- **TASK INPUT**:

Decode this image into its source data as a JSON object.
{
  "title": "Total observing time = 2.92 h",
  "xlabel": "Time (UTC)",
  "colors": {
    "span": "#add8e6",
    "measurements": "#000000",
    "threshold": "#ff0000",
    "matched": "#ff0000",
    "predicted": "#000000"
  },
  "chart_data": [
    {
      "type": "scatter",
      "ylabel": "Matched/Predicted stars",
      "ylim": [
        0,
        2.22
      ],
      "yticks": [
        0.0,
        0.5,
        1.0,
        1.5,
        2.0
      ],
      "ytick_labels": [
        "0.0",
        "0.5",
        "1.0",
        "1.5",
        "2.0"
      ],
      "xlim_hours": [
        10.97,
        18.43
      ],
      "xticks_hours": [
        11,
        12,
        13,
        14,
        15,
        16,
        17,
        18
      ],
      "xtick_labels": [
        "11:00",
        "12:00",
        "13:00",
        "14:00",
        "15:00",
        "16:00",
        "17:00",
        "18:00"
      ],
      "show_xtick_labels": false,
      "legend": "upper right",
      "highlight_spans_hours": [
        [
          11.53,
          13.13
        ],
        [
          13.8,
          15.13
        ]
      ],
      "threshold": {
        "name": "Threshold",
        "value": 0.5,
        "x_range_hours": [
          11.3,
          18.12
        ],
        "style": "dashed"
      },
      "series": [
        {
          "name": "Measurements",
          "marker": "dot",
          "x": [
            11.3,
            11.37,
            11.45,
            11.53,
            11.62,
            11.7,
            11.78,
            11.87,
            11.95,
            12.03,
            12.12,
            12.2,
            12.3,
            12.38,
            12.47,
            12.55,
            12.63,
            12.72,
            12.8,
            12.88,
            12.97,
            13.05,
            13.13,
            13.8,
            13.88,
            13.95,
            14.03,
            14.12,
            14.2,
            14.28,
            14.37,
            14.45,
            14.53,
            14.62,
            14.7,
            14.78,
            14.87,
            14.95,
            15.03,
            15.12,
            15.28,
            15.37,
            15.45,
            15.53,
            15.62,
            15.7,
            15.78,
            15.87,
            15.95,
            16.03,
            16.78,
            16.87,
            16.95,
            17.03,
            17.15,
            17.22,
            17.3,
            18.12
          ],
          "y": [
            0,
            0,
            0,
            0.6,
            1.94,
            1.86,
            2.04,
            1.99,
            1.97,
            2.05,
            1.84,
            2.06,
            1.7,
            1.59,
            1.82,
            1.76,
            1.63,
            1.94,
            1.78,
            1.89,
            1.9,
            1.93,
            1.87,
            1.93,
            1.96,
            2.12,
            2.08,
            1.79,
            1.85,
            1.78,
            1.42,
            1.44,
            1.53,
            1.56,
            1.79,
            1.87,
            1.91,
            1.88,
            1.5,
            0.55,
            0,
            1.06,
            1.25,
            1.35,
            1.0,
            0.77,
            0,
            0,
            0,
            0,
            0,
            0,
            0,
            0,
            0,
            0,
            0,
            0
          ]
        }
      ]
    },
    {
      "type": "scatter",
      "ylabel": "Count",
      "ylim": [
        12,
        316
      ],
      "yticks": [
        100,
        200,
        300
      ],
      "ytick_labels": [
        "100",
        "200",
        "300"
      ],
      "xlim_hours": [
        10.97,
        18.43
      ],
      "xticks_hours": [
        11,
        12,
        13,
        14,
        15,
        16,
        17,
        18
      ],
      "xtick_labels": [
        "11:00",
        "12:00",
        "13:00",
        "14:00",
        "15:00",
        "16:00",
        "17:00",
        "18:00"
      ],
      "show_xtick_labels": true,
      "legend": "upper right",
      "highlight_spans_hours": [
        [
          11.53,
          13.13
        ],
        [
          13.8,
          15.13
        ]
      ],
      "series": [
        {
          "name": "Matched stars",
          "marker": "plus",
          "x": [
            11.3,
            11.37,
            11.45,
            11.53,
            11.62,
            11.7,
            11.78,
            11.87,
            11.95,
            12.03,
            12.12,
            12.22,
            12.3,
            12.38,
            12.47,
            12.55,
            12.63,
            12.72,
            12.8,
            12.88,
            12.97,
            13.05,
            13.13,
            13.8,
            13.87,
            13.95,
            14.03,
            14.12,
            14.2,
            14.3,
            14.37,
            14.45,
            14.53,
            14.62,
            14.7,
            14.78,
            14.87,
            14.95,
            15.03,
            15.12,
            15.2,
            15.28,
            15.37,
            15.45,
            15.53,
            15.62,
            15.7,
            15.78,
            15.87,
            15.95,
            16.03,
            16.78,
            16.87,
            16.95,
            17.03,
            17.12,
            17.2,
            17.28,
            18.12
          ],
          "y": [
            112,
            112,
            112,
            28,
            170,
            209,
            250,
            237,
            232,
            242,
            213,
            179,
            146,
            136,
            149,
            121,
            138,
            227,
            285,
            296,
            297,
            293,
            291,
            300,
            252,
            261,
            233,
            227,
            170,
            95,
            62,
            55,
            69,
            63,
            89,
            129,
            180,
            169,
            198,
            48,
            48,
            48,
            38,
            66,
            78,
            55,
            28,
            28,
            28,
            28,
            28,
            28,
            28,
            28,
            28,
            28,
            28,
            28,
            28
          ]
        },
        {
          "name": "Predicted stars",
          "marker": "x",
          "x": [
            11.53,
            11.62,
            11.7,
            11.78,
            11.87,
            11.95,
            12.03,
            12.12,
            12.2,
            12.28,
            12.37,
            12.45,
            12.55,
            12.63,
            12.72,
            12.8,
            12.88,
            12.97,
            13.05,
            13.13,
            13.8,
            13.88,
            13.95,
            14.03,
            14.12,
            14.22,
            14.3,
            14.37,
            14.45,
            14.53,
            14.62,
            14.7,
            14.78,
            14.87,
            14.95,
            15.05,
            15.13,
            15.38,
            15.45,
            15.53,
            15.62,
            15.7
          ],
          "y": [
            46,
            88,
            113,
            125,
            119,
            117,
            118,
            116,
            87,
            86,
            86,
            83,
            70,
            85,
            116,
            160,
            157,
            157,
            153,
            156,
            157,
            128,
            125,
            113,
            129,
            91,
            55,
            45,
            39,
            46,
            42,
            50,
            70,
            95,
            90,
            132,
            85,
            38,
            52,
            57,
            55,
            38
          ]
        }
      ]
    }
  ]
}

- **REQUEST**: Each line of the material above needs to be quoted exactly, please.

- **FULL OUTPUT**:
Decode this image into its source data as a JSON object.
{
  "title": "Total observing time = 2.92 h",
  "xlabel": "Time (UTC)",
  "colors": {
    "span": "#add8e6",
    "measurements": "#000000",
    "threshold": "#ff0000",
    "matched": "#ff0000",
    "predicted": "#000000"
  },
  "chart_data": [
    {
      "type": "scatter",
      "ylabel": "Matched/Predicted stars",
      "ylim": [
        0,
        2.22
      ],
      "yticks": [
        0.0,
        0.5,
        1.0,
        1.5,
        2.0
      ],
      "ytick_labels": [
        "0.0",
        "0.5",
        "1.0",
        "1.5",
        "2.0"
      ],
      "xlim_hours": [
        10.97,
        18.43
      ],
      "xticks_hours": [
        11,
        12,
        13,
        14,
        15,
        16,
        17,
        18
      ],
      "xtick_labels": [
        "11:00",
        "12:00",
        "13:00",
        "14:00",
        "15:00",
        "16:00",
        "17:00",
        "18:00"
      ],
      "show_xtick_labels": false,
      "legend": "upper right",
      "highlight_spans_hours": [
        [
          11.53,
          13.13
        ],
        [
          13.8,
          15.13
        ]
      ],
      "threshold": {
        "name": "Threshold",
        "value": 0.5,
        "x_range_hours": [
          11.3,
          18.12
        ],
        "style": "dashed"
      },
      "series": [
        {
          "name": "Measurements",
          "marker": "dot",
          "x": [
            11.3,
            11.37,
            11.45,
            11.53,
            11.62,
            11.7,
            11.78,
            11.87,
            11.95,
            12.03,
            12.12,
            12.2,
            12.3,
            12.38,
            12.47,
            12.55,
            12.63,
            12.72,
            12.8,
            12.88,
            12.97,
            13.05,
            13.13,
            13.8,
            13.88,
            13.95,
            14.03,
            14.12,
            14.2,
            14.28,
            14.37,
            14.45,
            14.53,
            14.62,
            14.7,
            14.78,
            14.87,
            14.95,
            15.03,
            15.12,
            15.28,
            15.37,
            15.45,
            15.53,
            15.62,
            15.7,
            15.78,
            15.87,
            15.95,
            16.03,
            16.78,
            16.87,
            16.95,
            17.03,
            17.15,
            17.22,
            17.3,
            18.12
          ],
          "y": [
            0,
            0,
            0,
            0.6,
            1.94,
            1.86,
            2.04,
            1.99,
            1.97,
            2.05,
            1.84,
            2.06,
            1.7,
            1.59,
            1.82,
            1.76,
            1.63,
            1.94,
            1.78,
            1.89,
            1.9,
            1.93,
            1.87,
            1.93,
            1.96,
            2.12,
            2.08,
            1.79,
            1.85,
            1.78,
            1.42,
            1.44,
            1.53,
            1.56,
            1.79,
            1.87,
            1.91,
            1.88,
            1.5,
            0.55,
            0,
            1.06,
            1.25,
            1.35,
            1.0,
            0.77,
            0,
            0,
            0,
            0,
            0,
            0,
            0,
            0,
            0,
            0,
            0,
            0
          ]
        }
      ]
    },
    {
      "type": "scatter",
      "ylabel": "Count",
      "ylim": [
        12,
        316
      ],
      "yticks": [
        100,
        200,
        300
      ],
      "ytick_labels": [
        "100",
        "200",
        "300"
      ],
      "xlim_hours": [
        10.97,
        18.43
      ],
      "xticks_hours": [
        11,
        12,
        13,
        14,
        15,
        16,
        17,
        18
      ],
      "xtick_labels": [
        "11:00",
        "12:00",
        "13:00",
        "14:00",
        "15:00",
        "16:00",
        "17:00",
        "18:00"
      ],
      "show_xtick_labels": true,
      "legend": "upper right",
      "highlight_spans_hours": [
        [
          11.53,
          13.13
        ],
        [
          13.8,
          15.13
        ]
      ],
      "series": [
        {
          "name": "Matched stars",
          "marker": "plus",
          "x": [
            11.3,
            11.37,
            11.45,
            11.53,
            11.62,
            11.7,
            11.78,
            11.87,
            11.95,
            12.03,
            12.12,
            12.22,
            12.3,
            12.38,
            12.47,
            12.55,
            12.63,
            12.72,
            12.8,
            12.88,
            12.97,
            13.05,
            13.13,
            13.8,
            13.87,
            13.95,
            14.03,
            14.12,
            14.2,
            14.3,
            14.37,
            14.45,
            14.53,
            14.62,
            14.7,
            14.78,
            14.87,
            14.95,
            15.03,
            15.12,
            15.2,
            15.28,
            15.37,
            15.45,
            15.53,
            15.62,
            15.7,
            15.78,
            15.87,
            15.95,
            16.03,
            16.78,
            16.87,
            16.95,
            17.03,
            17.12,
            17.2,
            17.28,
            18.12
          ],
          "y": [
            112,
            112,
            112,
            28,
            170,
            209,
            250,
            237,
            232,
            242,
            213,
            179,
            146,
            136,
            149,
            121,
            138,
            227,
            285,
            296,
            297,
            293,
            291,
            300,
            252,
            261,
            233,
            227,
            170,
            95,
            62,
            55,
            69,
            63,
            89,
            129,
            180,
            169,
            198,
            48,
            48,
            48,
            38,
            66,
            78,
            55,
            28,
            28,
            28,
            28,
            28,
            28,
            28,
            28,
            28,
            28,
            28,
            28,
            28
          ]
        },
        {
          "name": "Predicted stars",
          "marker": "x",
          "x": [
            11.53,
            11.62,
            11.7,
            11.78,
            11.87,
            11.95,
            12.03,
            12.12,
            12.2,
            12.28,
            12.37,
            12.45,
            12.55,
            12.63,
            12.72,
            12.8,
            12.88,
            12.97,
            13.05,
            13.13,
            13.8,
            13.88,
            13.95,
            14.03,
            14.12,
            14.22,
            14.3,
            14.37,
            14.45,
            14.53,
            14.62,
            14.7,
            14.78,
            14.87,
            14.95,
            15.05,
            15.13,
            15.38,
            15.45,
            15.53,
            15.62,
            15.7
          ],
          "y": [
            46,
            88,
            113,
            125,
            119,
            117,
            118,
            116,
            87,
            86,
            86,
            83,
            70,
            85,
            116,
            160,
            157,
            157,
            153,
            156,
            157,
            128,
            125,
            113,
            129,
            91,
            55,
            45,
            39,
            46,
            42,
            50,
            70,
            95,
            90,
            132,
            85,
            38,
            52,
            57,
            55,
            38
          ]
        }
      ]
    }
  ]
}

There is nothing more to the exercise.